Below are the records; locate each line with the word "JSON" and copy it.

--------------------

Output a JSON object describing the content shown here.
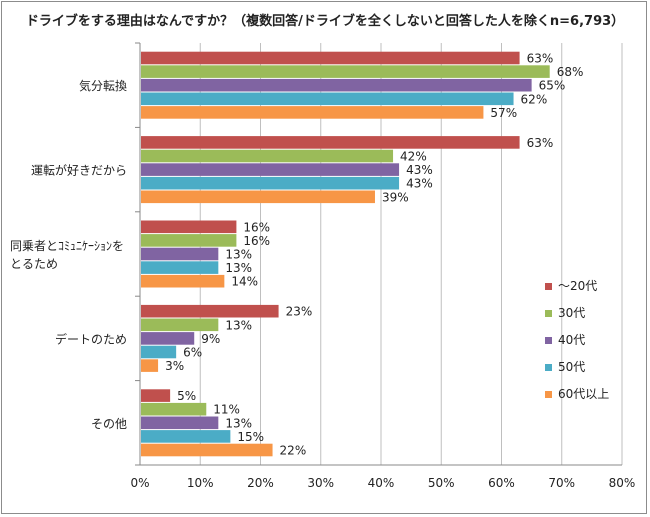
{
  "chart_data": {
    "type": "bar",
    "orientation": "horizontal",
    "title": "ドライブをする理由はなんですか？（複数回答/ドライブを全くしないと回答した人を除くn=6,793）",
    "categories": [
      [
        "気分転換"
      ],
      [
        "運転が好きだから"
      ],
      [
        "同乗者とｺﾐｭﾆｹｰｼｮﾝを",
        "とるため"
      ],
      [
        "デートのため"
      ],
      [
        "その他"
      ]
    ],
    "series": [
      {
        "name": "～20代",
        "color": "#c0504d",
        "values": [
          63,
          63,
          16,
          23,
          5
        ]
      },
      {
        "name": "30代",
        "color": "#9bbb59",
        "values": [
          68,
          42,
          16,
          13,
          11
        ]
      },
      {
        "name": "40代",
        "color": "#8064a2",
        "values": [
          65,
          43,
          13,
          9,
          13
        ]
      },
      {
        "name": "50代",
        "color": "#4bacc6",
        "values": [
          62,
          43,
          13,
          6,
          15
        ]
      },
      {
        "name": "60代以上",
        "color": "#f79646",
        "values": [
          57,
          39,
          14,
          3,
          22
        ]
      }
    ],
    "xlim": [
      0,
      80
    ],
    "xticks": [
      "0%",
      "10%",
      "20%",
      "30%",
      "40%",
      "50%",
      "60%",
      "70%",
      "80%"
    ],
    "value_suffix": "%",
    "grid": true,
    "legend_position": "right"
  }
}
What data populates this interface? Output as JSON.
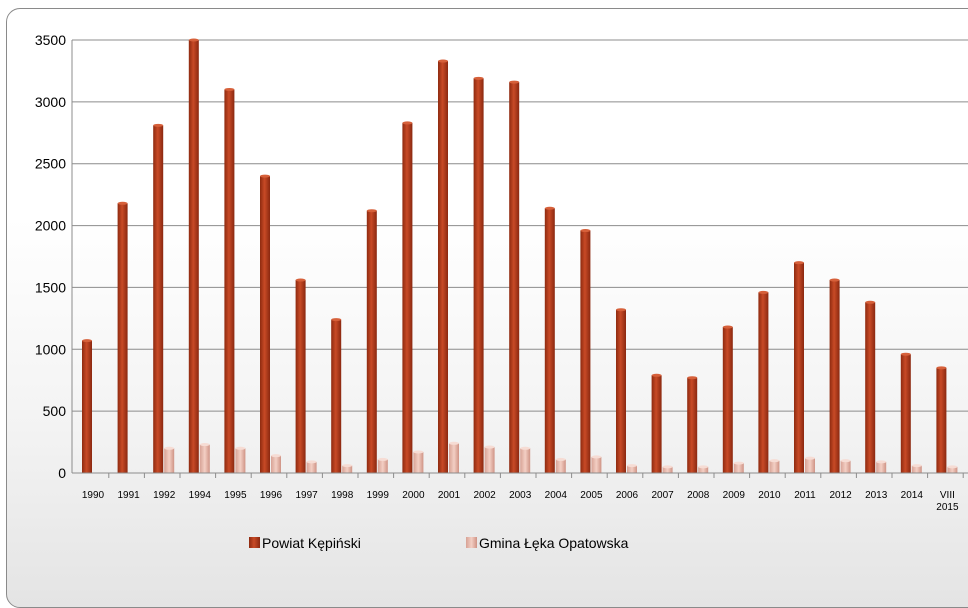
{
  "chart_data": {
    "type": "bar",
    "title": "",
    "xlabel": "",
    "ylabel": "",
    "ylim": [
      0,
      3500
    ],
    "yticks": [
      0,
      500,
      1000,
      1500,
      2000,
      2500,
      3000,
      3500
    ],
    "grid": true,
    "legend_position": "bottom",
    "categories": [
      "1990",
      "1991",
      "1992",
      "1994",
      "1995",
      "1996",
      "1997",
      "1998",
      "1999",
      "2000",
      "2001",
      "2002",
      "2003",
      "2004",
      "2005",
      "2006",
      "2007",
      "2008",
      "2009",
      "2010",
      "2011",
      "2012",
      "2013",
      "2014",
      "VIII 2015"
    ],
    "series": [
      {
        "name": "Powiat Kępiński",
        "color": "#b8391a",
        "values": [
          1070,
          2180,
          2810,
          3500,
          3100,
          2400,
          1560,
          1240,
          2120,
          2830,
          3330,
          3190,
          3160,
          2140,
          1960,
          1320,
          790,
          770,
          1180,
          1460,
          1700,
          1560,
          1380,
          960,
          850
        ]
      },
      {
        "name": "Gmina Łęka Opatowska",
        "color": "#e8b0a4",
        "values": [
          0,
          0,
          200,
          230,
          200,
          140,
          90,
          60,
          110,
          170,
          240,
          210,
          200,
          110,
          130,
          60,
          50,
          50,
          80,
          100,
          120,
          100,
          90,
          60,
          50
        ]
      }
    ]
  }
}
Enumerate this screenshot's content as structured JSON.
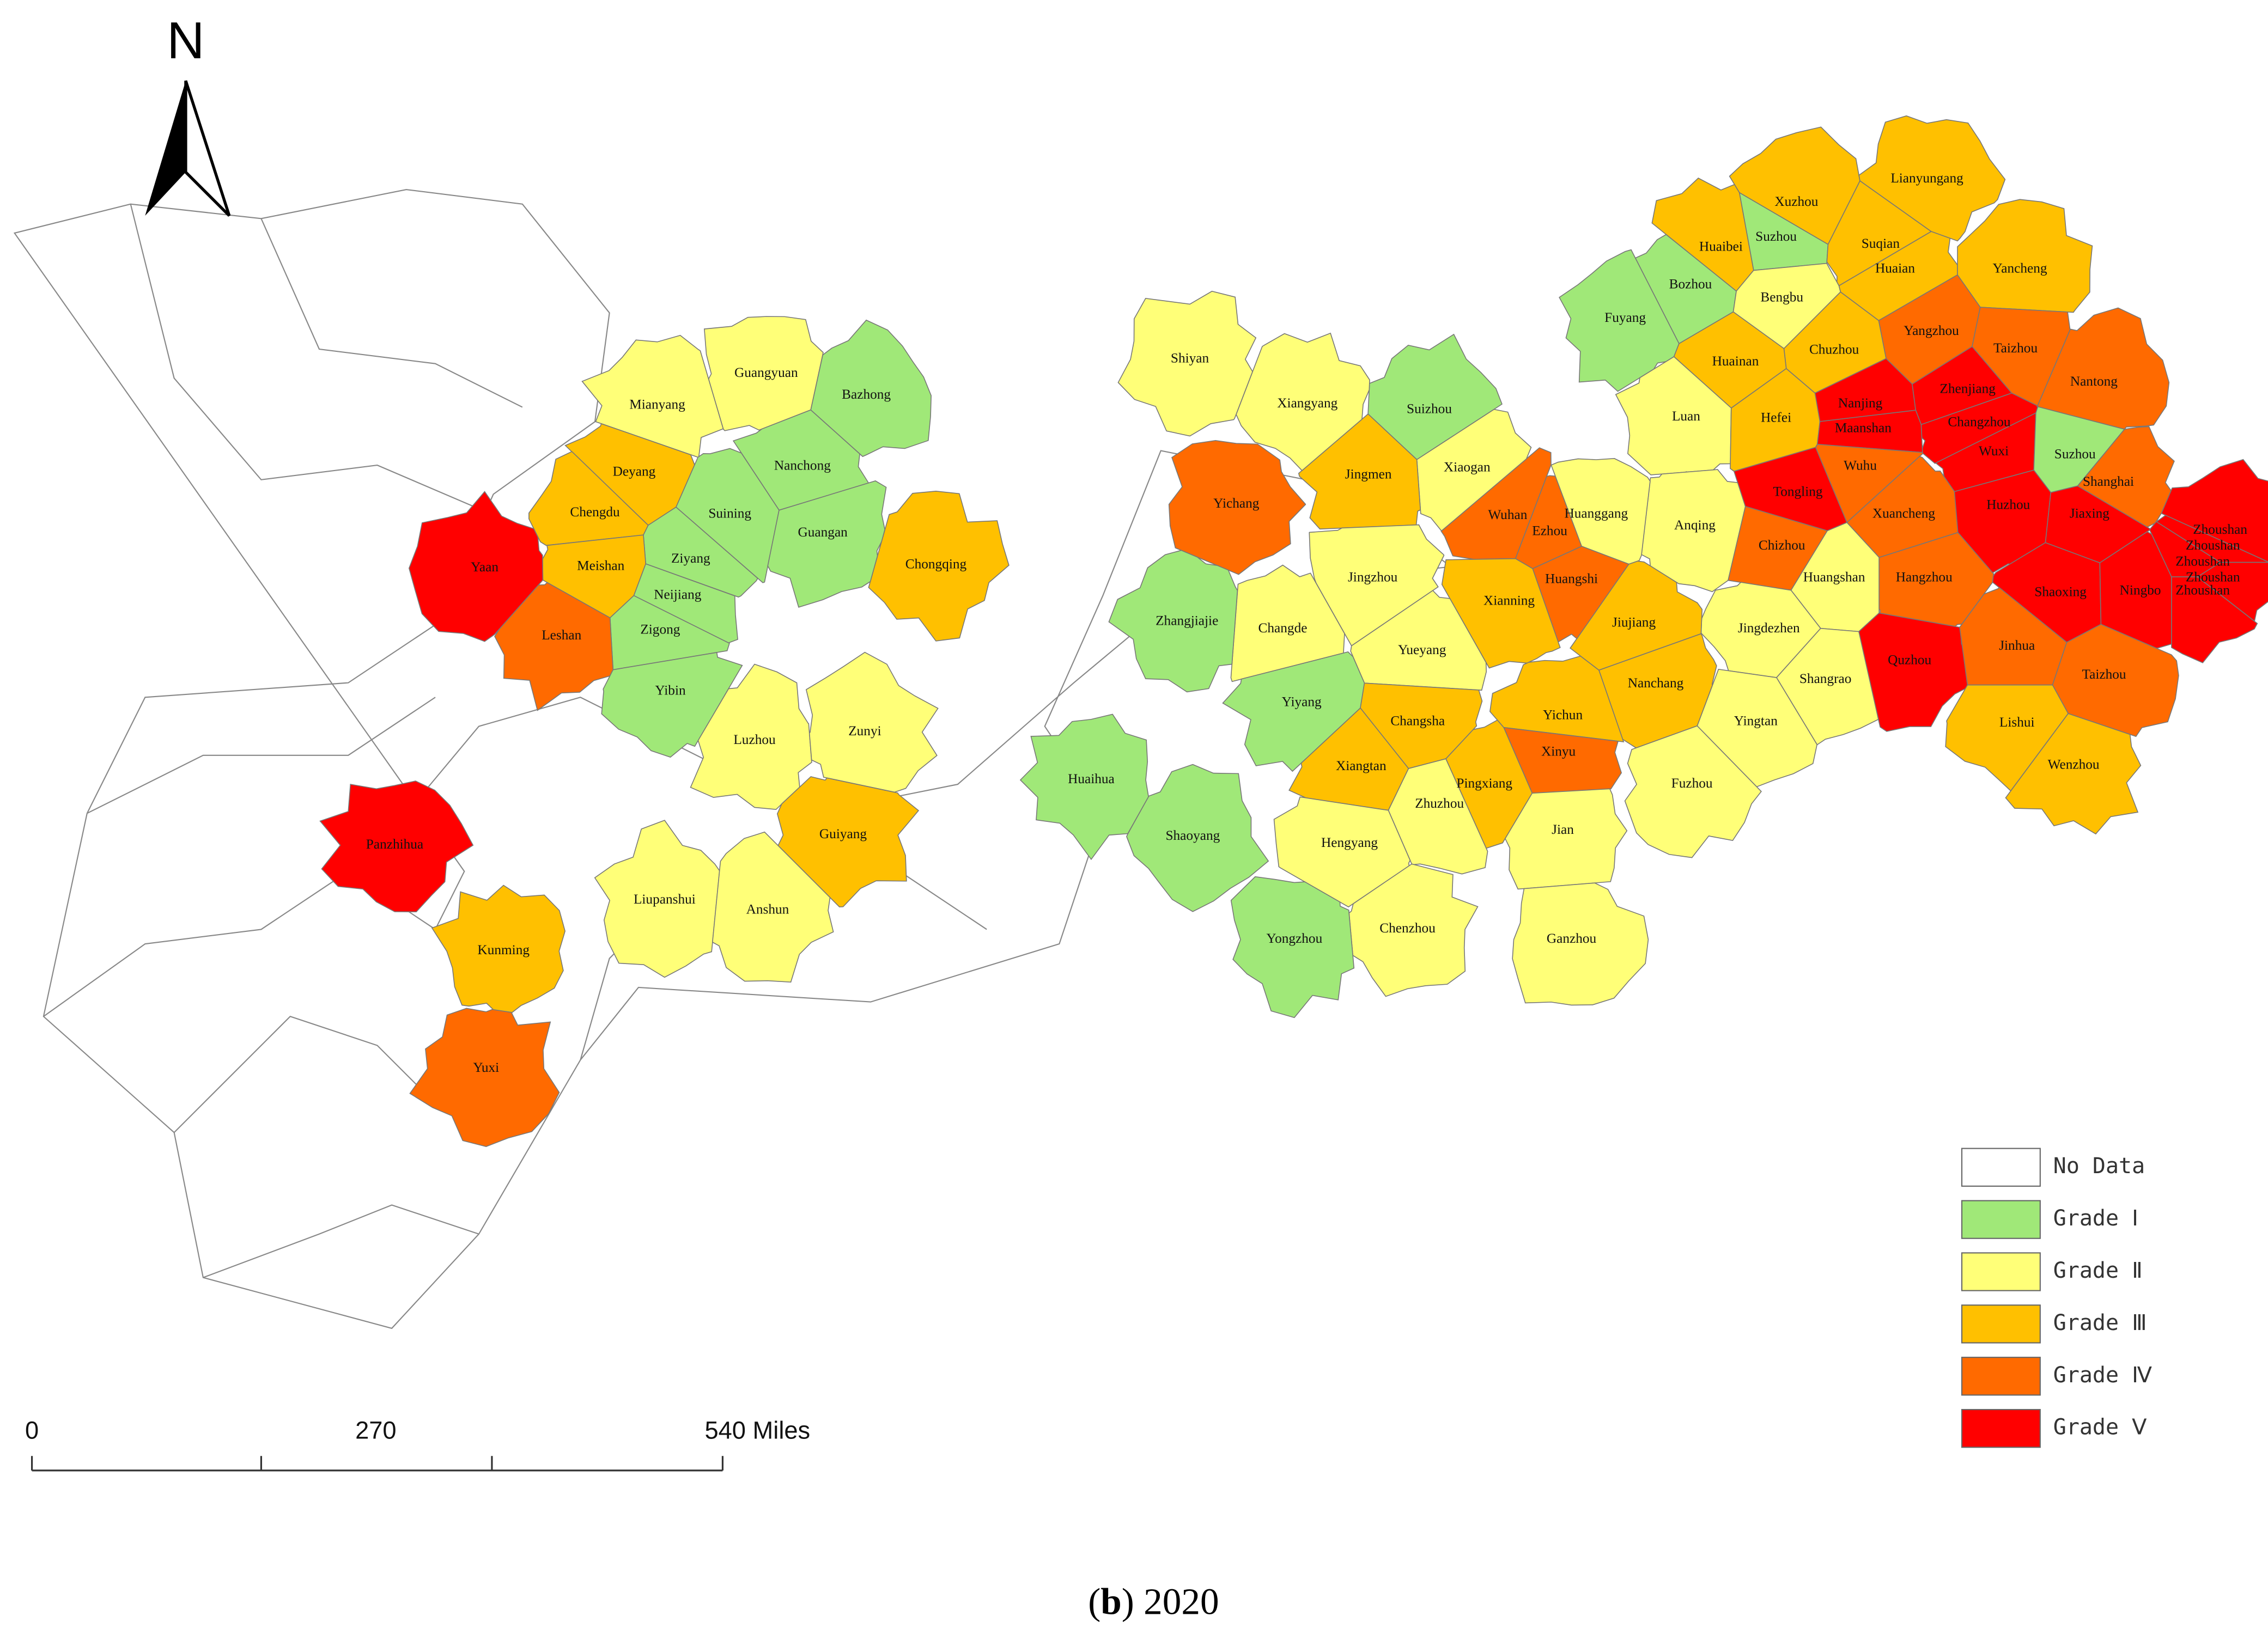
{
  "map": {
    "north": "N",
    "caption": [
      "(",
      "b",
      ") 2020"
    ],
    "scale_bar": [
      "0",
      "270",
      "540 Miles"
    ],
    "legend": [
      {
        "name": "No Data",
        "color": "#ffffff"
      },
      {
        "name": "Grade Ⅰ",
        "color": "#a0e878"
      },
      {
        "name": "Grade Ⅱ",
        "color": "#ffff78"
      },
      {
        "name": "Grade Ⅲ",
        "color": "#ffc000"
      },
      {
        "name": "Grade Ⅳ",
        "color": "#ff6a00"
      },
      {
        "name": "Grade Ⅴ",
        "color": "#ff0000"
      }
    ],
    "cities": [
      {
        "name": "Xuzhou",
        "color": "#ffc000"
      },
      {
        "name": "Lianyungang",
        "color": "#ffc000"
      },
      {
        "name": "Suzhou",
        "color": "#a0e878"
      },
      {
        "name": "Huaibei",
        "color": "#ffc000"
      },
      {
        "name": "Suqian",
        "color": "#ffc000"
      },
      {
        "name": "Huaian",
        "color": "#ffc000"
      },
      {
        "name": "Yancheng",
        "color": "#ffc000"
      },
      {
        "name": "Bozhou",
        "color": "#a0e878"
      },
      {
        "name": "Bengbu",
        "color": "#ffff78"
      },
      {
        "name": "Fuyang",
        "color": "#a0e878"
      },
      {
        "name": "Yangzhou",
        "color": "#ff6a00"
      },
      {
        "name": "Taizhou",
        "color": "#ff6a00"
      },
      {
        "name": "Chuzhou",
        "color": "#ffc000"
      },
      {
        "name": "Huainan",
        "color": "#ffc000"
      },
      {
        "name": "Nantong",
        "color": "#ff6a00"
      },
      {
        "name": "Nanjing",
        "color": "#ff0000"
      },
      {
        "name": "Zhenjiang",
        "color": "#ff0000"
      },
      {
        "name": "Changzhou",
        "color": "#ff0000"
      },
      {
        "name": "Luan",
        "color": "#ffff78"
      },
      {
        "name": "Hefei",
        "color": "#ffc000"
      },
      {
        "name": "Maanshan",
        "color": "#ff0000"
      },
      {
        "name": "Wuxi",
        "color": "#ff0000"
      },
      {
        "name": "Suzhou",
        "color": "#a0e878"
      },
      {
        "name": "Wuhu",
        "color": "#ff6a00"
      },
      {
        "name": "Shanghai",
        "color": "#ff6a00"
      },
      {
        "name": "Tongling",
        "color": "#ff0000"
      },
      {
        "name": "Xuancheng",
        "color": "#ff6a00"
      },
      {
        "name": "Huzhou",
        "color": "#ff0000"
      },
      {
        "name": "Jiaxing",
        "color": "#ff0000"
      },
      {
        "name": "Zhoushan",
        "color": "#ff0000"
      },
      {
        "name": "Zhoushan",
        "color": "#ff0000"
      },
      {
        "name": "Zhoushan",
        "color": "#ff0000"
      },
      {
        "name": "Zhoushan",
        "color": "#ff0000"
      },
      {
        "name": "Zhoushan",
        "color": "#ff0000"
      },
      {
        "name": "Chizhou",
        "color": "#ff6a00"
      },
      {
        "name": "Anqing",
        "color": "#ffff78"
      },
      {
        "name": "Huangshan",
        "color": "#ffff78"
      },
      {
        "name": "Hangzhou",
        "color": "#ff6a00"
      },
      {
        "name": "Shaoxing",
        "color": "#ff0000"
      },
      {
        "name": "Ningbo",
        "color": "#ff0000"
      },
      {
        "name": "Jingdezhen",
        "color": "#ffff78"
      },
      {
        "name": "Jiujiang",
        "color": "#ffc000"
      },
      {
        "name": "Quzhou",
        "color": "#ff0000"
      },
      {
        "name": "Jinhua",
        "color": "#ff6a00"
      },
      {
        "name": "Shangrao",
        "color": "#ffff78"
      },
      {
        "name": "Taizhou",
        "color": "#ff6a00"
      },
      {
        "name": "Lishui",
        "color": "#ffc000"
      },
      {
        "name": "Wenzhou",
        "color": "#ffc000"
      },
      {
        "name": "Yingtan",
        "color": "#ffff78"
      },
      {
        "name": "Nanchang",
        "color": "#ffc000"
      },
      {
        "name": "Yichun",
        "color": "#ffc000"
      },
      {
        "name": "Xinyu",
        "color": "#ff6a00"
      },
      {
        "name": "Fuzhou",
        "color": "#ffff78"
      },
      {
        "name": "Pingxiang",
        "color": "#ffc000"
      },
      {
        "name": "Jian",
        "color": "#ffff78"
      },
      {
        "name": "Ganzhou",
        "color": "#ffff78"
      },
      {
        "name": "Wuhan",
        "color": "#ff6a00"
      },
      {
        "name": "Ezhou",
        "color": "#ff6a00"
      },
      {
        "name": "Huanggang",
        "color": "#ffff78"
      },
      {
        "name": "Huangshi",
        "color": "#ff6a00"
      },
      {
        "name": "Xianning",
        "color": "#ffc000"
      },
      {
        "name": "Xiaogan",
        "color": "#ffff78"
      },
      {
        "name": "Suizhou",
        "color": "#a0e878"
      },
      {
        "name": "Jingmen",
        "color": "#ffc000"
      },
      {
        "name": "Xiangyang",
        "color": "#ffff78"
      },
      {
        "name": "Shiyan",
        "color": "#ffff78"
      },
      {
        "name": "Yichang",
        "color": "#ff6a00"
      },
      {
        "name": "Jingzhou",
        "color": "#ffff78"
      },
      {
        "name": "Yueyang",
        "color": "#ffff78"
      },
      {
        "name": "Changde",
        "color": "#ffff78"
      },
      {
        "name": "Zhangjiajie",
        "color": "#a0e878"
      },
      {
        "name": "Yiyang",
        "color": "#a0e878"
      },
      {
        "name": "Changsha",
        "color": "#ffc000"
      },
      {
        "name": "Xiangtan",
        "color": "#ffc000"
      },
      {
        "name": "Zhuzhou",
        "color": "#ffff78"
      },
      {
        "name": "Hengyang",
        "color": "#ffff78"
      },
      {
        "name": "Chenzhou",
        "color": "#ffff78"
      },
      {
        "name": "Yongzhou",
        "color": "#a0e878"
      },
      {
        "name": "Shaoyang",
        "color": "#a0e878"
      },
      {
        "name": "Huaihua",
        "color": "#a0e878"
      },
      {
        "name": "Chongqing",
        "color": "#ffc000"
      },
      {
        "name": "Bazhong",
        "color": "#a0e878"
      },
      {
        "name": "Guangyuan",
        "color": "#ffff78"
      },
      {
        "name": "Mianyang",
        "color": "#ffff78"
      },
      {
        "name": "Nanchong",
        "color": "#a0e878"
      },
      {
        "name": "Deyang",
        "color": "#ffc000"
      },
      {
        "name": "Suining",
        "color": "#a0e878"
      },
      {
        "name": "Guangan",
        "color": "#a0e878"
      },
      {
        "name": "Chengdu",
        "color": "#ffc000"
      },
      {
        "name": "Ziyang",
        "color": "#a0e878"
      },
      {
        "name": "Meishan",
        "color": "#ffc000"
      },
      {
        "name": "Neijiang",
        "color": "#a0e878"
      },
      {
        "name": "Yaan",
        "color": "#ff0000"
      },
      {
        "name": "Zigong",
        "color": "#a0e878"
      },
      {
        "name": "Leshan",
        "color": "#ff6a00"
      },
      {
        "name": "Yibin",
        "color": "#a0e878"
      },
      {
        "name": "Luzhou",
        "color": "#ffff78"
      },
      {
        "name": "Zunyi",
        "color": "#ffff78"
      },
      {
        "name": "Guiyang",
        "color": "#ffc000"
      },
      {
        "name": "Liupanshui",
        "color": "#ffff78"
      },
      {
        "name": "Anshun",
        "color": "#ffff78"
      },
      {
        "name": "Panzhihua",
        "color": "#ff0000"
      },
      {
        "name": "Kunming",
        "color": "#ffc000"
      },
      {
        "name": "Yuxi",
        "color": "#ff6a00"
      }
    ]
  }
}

--------------------

• [Completed exercise]:
Output a JSON object describing the content shown here.
What data populates this interface? Output as JSON.
Enumerate this screenshot's content as structured JSON.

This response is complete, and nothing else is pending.